▸ **What is required**
Pick out each line below containing "from".

+ + + + +

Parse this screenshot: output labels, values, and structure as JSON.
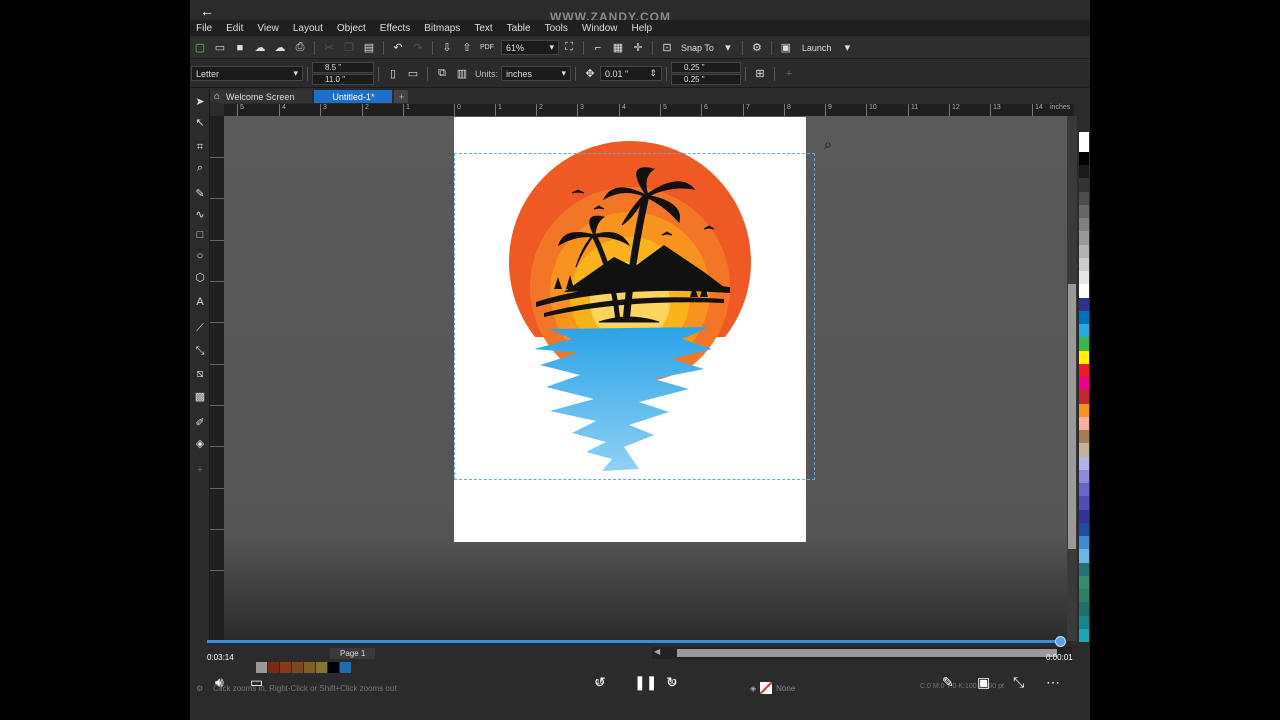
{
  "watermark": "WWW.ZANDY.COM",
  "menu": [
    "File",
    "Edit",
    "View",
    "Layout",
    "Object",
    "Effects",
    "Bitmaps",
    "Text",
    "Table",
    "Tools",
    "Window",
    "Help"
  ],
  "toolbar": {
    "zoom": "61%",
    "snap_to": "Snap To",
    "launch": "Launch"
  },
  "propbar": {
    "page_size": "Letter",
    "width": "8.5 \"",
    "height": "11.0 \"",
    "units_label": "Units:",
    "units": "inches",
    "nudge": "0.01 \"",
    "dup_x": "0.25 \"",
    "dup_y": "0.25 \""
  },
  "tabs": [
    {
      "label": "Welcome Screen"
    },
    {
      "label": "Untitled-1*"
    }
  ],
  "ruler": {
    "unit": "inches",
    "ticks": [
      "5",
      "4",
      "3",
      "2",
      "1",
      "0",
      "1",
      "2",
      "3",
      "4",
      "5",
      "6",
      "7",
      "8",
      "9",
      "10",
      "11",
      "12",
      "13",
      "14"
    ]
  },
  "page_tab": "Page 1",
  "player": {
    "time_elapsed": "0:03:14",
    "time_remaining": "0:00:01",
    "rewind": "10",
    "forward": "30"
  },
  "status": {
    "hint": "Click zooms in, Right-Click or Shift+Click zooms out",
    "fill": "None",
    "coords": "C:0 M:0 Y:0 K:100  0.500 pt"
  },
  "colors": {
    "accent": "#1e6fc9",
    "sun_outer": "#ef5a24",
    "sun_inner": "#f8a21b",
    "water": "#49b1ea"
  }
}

+ + + + +

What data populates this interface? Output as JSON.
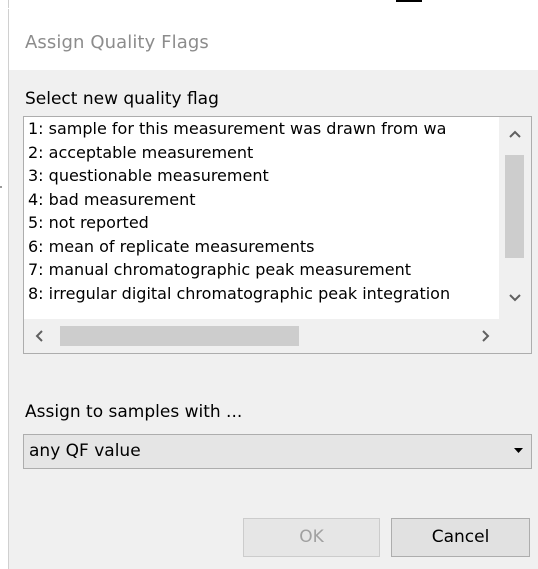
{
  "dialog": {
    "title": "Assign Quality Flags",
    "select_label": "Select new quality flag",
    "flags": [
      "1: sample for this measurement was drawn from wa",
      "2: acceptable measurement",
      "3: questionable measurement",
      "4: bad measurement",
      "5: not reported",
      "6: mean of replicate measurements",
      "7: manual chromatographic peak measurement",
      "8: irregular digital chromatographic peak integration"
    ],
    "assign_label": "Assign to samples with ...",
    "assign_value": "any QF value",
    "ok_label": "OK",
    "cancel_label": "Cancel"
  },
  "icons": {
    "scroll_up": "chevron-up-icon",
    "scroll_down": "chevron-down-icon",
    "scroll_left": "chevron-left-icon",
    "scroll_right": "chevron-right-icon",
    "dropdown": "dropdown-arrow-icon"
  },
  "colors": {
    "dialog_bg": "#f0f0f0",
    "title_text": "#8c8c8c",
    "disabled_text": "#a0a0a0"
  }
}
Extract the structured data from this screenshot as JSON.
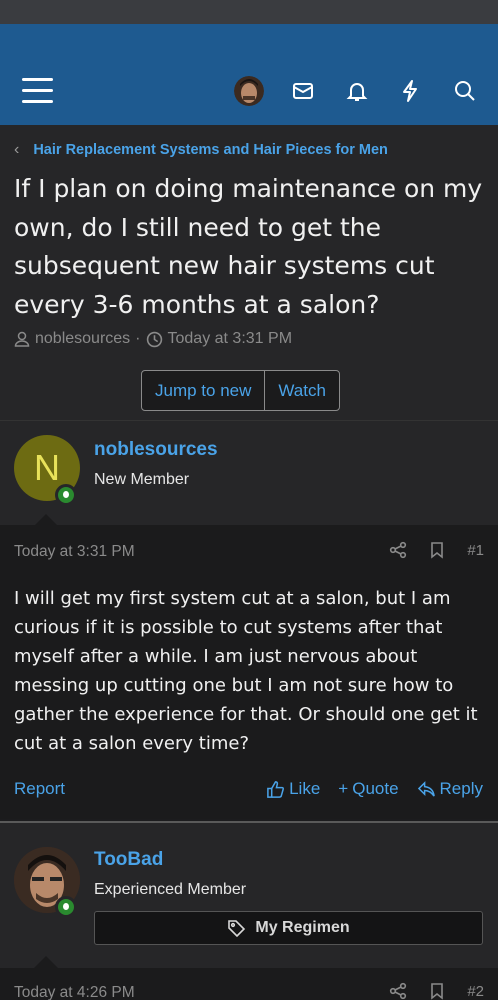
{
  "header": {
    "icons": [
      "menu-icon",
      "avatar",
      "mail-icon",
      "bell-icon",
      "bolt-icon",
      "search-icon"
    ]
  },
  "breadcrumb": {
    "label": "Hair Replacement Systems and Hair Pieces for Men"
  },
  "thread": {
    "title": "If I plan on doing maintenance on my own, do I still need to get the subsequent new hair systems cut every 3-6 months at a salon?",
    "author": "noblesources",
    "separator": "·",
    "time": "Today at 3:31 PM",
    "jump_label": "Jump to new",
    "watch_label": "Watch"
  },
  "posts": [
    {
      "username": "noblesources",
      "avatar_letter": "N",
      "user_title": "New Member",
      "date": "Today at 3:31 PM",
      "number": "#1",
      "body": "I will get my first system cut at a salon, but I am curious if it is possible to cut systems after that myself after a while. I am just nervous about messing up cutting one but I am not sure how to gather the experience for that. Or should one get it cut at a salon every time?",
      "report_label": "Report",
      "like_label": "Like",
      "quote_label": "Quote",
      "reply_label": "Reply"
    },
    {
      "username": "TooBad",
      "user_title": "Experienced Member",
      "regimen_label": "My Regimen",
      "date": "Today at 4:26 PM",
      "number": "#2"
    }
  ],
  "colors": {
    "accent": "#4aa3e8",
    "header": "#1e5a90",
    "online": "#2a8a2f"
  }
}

+ + + + +

▸ **Answer to the task**
      "1: sample for this measurement was drawn from wa",
Extract the structured data from this screenshot as JSON.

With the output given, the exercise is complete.